REQUIRED TASK >>
Pick out all lines with the word "返璞归真" from the records that follow.

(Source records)
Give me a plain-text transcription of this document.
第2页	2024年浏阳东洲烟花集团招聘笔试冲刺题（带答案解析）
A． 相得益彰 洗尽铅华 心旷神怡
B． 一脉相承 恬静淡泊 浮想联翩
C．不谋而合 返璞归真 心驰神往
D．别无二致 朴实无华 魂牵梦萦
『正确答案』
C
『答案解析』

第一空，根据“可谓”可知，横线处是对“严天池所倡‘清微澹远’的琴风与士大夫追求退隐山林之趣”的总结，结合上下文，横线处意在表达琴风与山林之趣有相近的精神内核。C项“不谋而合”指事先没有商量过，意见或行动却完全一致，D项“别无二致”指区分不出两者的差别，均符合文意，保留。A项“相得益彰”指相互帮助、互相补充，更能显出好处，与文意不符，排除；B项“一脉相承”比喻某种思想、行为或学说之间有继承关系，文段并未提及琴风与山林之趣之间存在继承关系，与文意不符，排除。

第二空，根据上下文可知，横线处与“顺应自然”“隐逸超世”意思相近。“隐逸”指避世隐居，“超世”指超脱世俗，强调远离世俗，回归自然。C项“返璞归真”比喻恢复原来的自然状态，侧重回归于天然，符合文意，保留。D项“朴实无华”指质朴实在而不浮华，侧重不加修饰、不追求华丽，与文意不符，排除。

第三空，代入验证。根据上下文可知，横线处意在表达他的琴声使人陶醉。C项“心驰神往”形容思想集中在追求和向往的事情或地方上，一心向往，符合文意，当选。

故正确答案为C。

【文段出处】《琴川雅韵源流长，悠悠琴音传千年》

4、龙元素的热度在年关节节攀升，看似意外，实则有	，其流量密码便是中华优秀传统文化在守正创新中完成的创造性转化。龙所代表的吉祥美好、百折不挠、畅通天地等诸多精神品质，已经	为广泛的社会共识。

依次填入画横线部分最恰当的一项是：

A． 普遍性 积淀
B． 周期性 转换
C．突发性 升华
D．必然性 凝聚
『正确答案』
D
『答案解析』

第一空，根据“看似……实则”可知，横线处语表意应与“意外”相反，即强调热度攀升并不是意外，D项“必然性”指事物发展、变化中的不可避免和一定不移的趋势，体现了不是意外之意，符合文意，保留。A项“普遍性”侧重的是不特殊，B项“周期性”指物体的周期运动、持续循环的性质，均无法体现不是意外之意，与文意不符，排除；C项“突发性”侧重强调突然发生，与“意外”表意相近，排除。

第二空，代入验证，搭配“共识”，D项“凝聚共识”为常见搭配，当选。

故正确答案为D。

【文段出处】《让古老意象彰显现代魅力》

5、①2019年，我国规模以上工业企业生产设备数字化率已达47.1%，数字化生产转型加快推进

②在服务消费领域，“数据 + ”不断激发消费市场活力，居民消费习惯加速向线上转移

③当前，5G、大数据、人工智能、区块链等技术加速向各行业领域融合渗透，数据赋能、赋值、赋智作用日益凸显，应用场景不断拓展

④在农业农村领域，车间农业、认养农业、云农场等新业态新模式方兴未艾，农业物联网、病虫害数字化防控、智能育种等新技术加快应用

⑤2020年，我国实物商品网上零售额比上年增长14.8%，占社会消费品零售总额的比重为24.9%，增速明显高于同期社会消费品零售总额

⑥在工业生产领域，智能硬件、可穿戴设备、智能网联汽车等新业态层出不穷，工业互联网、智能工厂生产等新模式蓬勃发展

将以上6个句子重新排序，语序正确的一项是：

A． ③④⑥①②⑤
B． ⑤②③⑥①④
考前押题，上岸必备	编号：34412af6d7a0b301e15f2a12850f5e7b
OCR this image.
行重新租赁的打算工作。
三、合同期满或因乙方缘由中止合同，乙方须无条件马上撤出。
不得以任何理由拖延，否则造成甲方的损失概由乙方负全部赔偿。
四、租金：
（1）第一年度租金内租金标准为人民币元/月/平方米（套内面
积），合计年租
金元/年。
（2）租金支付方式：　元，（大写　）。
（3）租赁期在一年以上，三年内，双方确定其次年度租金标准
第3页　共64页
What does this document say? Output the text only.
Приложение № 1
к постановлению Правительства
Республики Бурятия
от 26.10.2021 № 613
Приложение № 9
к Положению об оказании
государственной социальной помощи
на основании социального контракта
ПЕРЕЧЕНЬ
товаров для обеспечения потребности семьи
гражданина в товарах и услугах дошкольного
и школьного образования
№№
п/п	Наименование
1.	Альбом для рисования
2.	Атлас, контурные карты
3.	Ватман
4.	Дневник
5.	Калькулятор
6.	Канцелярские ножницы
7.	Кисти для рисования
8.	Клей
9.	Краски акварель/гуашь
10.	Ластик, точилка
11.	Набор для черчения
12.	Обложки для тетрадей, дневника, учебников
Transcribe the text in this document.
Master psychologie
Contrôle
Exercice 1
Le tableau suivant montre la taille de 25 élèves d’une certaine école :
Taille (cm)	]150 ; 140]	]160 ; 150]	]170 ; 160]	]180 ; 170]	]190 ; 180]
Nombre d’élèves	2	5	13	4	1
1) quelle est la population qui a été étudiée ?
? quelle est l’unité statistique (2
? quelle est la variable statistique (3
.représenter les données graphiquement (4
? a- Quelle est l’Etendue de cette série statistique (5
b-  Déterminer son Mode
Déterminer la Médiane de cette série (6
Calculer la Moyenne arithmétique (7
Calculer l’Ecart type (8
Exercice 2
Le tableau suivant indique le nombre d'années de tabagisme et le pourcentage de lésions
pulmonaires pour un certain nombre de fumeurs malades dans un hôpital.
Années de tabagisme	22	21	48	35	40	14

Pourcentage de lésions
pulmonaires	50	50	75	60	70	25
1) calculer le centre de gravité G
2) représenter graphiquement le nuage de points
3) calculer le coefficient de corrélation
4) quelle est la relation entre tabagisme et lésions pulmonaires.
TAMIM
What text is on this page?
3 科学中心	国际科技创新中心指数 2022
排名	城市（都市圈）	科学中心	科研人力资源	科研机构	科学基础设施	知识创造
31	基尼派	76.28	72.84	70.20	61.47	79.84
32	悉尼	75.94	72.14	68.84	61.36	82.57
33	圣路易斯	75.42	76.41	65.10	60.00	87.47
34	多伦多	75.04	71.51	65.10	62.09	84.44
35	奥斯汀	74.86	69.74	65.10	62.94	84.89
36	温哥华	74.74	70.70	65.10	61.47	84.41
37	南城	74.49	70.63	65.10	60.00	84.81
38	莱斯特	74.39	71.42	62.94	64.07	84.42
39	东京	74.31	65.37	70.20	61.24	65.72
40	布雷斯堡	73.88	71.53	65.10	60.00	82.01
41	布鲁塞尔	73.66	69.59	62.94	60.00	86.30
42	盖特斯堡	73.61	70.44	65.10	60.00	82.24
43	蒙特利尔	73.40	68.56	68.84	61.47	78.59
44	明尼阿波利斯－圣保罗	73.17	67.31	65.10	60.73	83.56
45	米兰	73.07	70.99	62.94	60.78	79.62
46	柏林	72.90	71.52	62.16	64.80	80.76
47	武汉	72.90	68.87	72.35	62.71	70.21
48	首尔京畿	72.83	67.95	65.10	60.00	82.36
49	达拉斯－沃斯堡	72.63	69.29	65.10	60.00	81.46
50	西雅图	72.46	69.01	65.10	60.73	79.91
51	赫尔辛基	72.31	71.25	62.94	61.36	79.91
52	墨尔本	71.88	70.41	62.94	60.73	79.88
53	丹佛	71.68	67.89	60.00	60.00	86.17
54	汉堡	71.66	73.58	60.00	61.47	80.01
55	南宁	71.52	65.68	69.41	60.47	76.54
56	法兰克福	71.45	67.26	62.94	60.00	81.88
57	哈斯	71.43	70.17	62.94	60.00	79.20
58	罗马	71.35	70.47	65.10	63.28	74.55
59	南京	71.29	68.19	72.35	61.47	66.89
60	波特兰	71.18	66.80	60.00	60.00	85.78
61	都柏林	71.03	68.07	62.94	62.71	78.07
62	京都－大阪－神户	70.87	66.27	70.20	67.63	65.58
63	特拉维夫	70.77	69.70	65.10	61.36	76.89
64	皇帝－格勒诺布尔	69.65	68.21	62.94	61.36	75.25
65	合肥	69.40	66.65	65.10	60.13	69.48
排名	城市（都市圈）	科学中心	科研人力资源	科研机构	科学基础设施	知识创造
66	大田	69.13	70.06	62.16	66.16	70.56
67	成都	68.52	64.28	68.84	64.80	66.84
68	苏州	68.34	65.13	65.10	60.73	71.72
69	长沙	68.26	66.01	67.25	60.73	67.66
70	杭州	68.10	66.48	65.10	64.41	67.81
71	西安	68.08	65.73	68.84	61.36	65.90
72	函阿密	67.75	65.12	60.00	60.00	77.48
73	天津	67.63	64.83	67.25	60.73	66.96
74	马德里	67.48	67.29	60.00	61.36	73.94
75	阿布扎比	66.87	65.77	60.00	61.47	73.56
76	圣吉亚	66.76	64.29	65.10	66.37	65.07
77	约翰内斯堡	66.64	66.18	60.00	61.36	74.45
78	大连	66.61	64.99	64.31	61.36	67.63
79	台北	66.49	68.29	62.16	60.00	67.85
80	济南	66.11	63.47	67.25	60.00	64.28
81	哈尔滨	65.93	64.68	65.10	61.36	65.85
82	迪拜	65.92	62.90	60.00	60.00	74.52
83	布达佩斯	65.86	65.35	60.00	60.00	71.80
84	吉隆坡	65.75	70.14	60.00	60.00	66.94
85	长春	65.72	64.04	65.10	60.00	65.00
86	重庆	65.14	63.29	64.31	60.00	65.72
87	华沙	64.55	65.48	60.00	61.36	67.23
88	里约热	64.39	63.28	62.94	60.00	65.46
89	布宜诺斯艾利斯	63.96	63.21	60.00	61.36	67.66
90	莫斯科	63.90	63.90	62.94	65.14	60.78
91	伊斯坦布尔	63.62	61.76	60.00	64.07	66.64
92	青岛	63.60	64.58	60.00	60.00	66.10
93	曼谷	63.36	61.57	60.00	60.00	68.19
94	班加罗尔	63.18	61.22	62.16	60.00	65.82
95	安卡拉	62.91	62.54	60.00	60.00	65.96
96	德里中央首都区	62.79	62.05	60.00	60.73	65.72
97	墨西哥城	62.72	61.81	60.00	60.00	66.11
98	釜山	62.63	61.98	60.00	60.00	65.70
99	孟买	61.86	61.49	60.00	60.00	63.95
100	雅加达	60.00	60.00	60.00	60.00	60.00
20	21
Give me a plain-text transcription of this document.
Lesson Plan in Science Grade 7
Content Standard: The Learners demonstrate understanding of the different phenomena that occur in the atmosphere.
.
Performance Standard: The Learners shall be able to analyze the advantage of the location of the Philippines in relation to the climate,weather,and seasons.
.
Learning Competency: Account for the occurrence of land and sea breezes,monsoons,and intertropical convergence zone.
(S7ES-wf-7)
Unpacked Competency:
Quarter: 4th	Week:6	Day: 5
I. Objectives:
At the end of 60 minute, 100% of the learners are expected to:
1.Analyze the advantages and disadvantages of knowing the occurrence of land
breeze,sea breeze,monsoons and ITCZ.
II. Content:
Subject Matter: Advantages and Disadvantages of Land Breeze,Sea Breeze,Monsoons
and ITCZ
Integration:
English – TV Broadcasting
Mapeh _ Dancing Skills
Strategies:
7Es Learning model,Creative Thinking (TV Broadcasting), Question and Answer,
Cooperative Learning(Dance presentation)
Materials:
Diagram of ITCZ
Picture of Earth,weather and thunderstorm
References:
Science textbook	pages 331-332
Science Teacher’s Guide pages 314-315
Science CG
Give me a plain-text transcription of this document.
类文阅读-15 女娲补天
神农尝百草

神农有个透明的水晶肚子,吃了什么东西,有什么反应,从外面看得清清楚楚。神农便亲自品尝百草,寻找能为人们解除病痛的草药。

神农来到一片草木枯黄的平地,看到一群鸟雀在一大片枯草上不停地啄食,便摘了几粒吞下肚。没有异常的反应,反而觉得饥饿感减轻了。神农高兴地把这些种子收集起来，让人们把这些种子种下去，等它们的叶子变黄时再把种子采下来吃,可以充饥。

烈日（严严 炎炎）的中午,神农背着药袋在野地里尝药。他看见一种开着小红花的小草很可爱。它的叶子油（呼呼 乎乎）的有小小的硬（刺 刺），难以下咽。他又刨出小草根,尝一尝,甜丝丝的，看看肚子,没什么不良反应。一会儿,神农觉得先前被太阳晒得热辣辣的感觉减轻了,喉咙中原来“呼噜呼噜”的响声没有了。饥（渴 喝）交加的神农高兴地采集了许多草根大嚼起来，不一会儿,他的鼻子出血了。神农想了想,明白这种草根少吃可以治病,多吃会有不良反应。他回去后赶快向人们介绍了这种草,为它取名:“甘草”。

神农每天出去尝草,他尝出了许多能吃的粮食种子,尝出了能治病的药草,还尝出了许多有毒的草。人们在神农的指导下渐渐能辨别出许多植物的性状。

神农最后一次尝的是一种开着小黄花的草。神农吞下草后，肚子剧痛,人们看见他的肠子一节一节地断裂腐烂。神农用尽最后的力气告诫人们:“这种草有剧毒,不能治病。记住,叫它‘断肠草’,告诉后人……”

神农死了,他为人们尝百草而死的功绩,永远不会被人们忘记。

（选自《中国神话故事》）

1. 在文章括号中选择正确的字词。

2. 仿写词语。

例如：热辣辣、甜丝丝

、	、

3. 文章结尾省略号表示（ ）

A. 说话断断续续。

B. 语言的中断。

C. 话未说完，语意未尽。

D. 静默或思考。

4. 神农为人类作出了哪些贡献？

IN RESPONSE >>
C．不谋而合 返璞归真 心驰神往
第二空，根据上下文可知，横线处与“顺应自然”“隐逸超世”意思相近。“隐逸”指避世隐居，“超世”指超脱世俗，强调远离世俗，回归自然。C项“返璞归真”比喻恢复原来的自然状态，侧重回归于天然，符合文意，保留。D项“朴实无华”指质朴实在而不浮华，侧重不加修饰、不追求华丽，与文意不符，排除。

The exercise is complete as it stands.